_MATERIAL_.

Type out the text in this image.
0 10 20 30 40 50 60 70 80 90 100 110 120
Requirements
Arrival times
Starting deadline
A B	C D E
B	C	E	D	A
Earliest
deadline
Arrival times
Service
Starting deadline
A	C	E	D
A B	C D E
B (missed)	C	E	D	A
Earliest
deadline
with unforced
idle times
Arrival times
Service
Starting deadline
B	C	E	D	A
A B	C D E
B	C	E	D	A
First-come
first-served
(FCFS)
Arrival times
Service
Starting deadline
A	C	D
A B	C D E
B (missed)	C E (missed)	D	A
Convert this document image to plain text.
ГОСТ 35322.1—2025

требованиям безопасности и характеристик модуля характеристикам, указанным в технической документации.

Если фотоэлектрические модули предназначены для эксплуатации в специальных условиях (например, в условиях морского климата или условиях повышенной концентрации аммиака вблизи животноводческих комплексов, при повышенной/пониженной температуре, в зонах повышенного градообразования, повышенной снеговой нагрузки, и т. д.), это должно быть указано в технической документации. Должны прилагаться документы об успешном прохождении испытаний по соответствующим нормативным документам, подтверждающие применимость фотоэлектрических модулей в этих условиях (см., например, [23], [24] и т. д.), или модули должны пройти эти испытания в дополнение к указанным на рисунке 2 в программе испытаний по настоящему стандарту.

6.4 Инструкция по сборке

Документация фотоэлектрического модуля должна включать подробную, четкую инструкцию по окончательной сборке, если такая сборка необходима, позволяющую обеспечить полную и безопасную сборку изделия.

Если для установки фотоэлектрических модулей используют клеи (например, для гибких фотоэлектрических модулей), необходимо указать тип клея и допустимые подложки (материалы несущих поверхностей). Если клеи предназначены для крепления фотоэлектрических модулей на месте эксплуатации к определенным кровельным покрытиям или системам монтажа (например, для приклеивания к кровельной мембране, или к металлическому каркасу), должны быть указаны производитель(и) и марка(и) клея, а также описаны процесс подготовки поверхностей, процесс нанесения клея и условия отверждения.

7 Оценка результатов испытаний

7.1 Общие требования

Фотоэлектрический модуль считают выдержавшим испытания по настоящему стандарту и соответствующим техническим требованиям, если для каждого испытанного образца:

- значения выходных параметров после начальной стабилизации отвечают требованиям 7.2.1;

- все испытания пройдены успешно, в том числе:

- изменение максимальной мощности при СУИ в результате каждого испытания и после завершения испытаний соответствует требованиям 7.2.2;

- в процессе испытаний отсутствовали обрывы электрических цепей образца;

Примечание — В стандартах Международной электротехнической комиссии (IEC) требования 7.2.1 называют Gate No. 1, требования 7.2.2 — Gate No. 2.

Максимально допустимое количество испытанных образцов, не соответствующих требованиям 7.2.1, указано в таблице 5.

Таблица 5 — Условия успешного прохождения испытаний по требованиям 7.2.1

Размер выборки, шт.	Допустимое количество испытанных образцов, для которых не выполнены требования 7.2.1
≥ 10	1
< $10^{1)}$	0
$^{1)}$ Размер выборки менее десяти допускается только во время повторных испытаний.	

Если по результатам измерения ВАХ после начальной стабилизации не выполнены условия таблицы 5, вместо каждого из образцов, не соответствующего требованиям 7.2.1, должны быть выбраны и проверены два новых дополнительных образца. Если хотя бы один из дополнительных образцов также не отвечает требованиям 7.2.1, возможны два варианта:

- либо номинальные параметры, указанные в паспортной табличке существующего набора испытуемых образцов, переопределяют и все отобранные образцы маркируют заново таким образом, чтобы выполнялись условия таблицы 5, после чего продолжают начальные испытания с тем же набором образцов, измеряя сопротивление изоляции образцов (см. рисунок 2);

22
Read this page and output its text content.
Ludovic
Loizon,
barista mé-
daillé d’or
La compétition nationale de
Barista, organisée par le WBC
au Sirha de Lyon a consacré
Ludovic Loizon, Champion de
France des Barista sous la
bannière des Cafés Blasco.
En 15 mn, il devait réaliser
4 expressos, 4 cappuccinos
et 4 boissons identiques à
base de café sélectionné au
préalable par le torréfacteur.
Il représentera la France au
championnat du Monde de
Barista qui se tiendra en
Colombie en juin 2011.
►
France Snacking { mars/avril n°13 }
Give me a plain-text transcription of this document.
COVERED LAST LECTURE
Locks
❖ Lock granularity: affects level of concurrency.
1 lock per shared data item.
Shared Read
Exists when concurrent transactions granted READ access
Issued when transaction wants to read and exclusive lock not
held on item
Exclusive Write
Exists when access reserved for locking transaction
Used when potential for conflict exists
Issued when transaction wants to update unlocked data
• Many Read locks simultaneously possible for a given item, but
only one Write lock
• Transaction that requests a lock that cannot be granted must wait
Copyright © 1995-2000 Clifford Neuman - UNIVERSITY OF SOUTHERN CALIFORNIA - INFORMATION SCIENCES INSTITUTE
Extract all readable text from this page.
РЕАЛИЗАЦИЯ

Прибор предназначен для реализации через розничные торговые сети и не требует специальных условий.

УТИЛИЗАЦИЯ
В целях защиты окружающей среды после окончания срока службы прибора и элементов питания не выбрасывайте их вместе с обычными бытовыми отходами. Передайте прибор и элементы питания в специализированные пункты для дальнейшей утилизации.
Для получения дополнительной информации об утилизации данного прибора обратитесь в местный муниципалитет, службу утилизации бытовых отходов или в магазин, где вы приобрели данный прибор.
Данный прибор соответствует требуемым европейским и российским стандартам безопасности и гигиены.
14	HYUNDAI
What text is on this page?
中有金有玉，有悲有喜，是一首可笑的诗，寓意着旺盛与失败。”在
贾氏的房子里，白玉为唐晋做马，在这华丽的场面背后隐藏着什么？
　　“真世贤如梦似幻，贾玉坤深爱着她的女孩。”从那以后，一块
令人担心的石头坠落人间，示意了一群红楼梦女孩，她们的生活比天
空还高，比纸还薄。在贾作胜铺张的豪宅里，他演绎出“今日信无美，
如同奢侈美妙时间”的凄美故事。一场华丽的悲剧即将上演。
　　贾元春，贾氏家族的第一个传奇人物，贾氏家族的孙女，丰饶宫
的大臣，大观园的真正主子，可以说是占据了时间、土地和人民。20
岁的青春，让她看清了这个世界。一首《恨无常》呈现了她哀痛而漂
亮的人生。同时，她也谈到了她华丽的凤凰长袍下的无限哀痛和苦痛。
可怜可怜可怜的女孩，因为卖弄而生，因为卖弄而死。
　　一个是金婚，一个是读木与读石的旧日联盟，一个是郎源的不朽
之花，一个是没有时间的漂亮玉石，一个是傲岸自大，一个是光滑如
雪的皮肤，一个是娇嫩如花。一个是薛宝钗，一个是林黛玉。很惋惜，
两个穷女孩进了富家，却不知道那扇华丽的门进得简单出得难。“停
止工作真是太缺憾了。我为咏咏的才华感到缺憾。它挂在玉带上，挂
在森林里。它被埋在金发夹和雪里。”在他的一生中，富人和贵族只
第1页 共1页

_EXERCISE TASK_. Could you quote the material above in full, exactly as it stands?

_TASK ANSWER_.
Type out the text in this image.
0 10 20 30 40 50 60 70 80 90 100 110 120
Requirements
Arrival times
Starting deadline
A B	C D E
B	C	E	D	A
Earliest
deadline
Arrival times
Service
Starting deadline
A	C	E	D
A B	C D E
B (missed)	C	E	D	A
Earliest
deadline
with unforced
idle times
Arrival times
Service
Starting deadline
B	C	E	D	A
A B	C D E
B	C	E	D	A
First-come
first-served
(FCFS)
Arrival times
Service
Starting deadline
A	C	D
A B	C D E
B (missed)	C E (missed)	D	A
Convert this document image to plain text.
ГОСТ 35322.1—2025

требованиям безопасности и характеристик модуля характеристикам, указанным в технической документации.

Если фотоэлектрические модули предназначены для эксплуатации в специальных условиях (например, в условиях морского климата или условиях повышенной концентрации аммиака вблизи животноводческих комплексов, при повышенной/пониженной температуре, в зонах повышенного градообразования, повышенной снеговой нагрузки, и т. д.), это должно быть указано в технической документации. Должны прилагаться документы об успешном прохождении испытаний по соответствующим нормативным документам, подтверждающие применимость фотоэлектрических модулей в этих условиях (см., например, [23], [24] и т. д.), или модули должны пройти эти испытания в дополнение к указанным на рисунке 2 в программе испытаний по настоящему стандарту.

6.4 Инструкция по сборке

Документация фотоэлектрического модуля должна включать подробную, четкую инструкцию по окончательной сборке, если такая сборка необходима, позволяющую обеспечить полную и безопасную сборку изделия.

Если для установки фотоэлектрических модулей используют клеи (например, для гибких фотоэлектрических модулей), необходимо указать тип клея и допустимые подложки (материалы несущих поверхностей). Если клеи предназначены для крепления фотоэлектрических модулей на месте эксплуатации к определенным кровельным покрытиям или системам монтажа (например, для приклеивания к кровельной мембране, или к металлическому каркасу), должны быть указаны производитель(и) и марка(и) клея, а также описаны процесс подготовки поверхностей, процесс нанесения клея и условия отверждения.

7 Оценка результатов испытаний

7.1 Общие требования

Фотоэлектрический модуль считают выдержавшим испытания по настоящему стандарту и соответствующим техническим требованиям, если для каждого испытанного образца:

- значения выходных параметров после начальной стабилизации отвечают требованиям 7.2.1;

- все испытания пройдены успешно, в том числе:

- изменение максимальной мощности при СУИ в результате каждого испытания и после завершения испытаний соответствует требованиям 7.2.2;

- в процессе испытаний отсутствовали обрывы электрических цепей образца;

Примечание — В стандартах Международной электротехнической комиссии (IEC) требования 7.2.1 называют Gate No. 1, требования 7.2.2 — Gate No. 2.

Максимально допустимое количество испытанных образцов, не соответствующих требованиям 7.2.1, указано в таблице 5.

Таблица 5 — Условия успешного прохождения испытаний по требованиям 7.2.1

Размер выборки, шт.	Допустимое количество испытанных образцов, для которых не выполнены требования 7.2.1
≥ 10	1
< $10^{1)}$	0
$^{1)}$ Размер выборки менее десяти допускается только во время повторных испытаний.	

Если по результатам измерения ВАХ после начальной стабилизации не выполнены условия таблицы 5, вместо каждого из образцов, не соответствующего требованиям 7.2.1, должны быть выбраны и проверены два новых дополнительных образца. Если хотя бы один из дополнительных образцов также не отвечает требованиям 7.2.1, возможны два варианта:

- либо номинальные параметры, указанные в паспортной табличке существующего набора испытуемых образцов, переопределяют и все отобранные образцы маркируют заново таким образом, чтобы выполнялись условия таблицы 5, после чего продолжают начальные испытания с тем же набором образцов, измеряя сопротивление изоляции образцов (см. рисунок 2);

22
Read this page and output its text content.
Ludovic
Loizon,
barista mé-
daillé d’or
La compétition nationale de
Barista, organisée par le WBC
au Sirha de Lyon a consacré
Ludovic Loizon, Champion de
France des Barista sous la
bannière des Cafés Blasco.
En 15 mn, il devait réaliser
4 expressos, 4 cappuccinos
et 4 boissons identiques à
base de café sélectionné au
préalable par le torréfacteur.
Il représentera la France au
championnat du Monde de
Barista qui se tiendra en
Colombie en juin 2011.
►
France Snacking { mars/avril n°13 }
Give me a plain-text transcription of this document.
COVERED LAST LECTURE
Locks
❖ Lock granularity: affects level of concurrency.
1 lock per shared data item.
Shared Read
Exists when concurrent transactions granted READ access
Issued when transaction wants to read and exclusive lock not
held on item
Exclusive Write
Exists when access reserved for locking transaction
Used when potential for conflict exists
Issued when transaction wants to update unlocked data
• Many Read locks simultaneously possible for a given item, but
only one Write lock
• Transaction that requests a lock that cannot be granted must wait
Copyright © 1995-2000 Clifford Neuman - UNIVERSITY OF SOUTHERN CALIFORNIA - INFORMATION SCIENCES INSTITUTE
Extract all readable text from this page.
РЕАЛИЗАЦИЯ

Прибор предназначен для реализации через розничные торговые сети и не требует специальных условий.

УТИЛИЗАЦИЯ
В целях защиты окружающей среды после окончания срока службы прибора и элементов питания не выбрасывайте их вместе с обычными бытовыми отходами. Передайте прибор и элементы питания в специализированные пункты для дальнейшей утилизации.
Для получения дополнительной информации об утилизации данного прибора обратитесь в местный муниципалитет, службу утилизации бытовых отходов или в магазин, где вы приобрели данный прибор.
Данный прибор соответствует требуемым европейским и российским стандартам безопасности и гигиены.
14	HYUNDAI
What text is on this page?
中有金有玉，有悲有喜，是一首可笑的诗，寓意着旺盛与失败。”在
贾氏的房子里，白玉为唐晋做马，在这华丽的场面背后隐藏着什么？
　　“真世贤如梦似幻，贾玉坤深爱着她的女孩。”从那以后，一块
令人担心的石头坠落人间，示意了一群红楼梦女孩，她们的生活比天
空还高，比纸还薄。在贾作胜铺张的豪宅里，他演绎出“今日信无美，
如同奢侈美妙时间”的凄美故事。一场华丽的悲剧即将上演。
　　贾元春，贾氏家族的第一个传奇人物，贾氏家族的孙女，丰饶宫
的大臣，大观园的真正主子，可以说是占据了时间、土地和人民。20
岁的青春，让她看清了这个世界。一首《恨无常》呈现了她哀痛而漂
亮的人生。同时，她也谈到了她华丽的凤凰长袍下的无限哀痛和苦痛。
可怜可怜可怜的女孩，因为卖弄而生，因为卖弄而死。
　　一个是金婚，一个是读木与读石的旧日联盟，一个是郎源的不朽
之花，一个是没有时间的漂亮玉石，一个是傲岸自大，一个是光滑如
雪的皮肤，一个是娇嫩如花。一个是薛宝钗，一个是林黛玉。很惋惜，
两个穷女孩进了富家，却不知道那扇华丽的门进得简单出得难。“停
止工作真是太缺憾了。我为咏咏的才华感到缺憾。它挂在玉带上，挂
在森林里。它被埋在金发夹和雪里。”在他的一生中，富人和贵族只
第1页 共1页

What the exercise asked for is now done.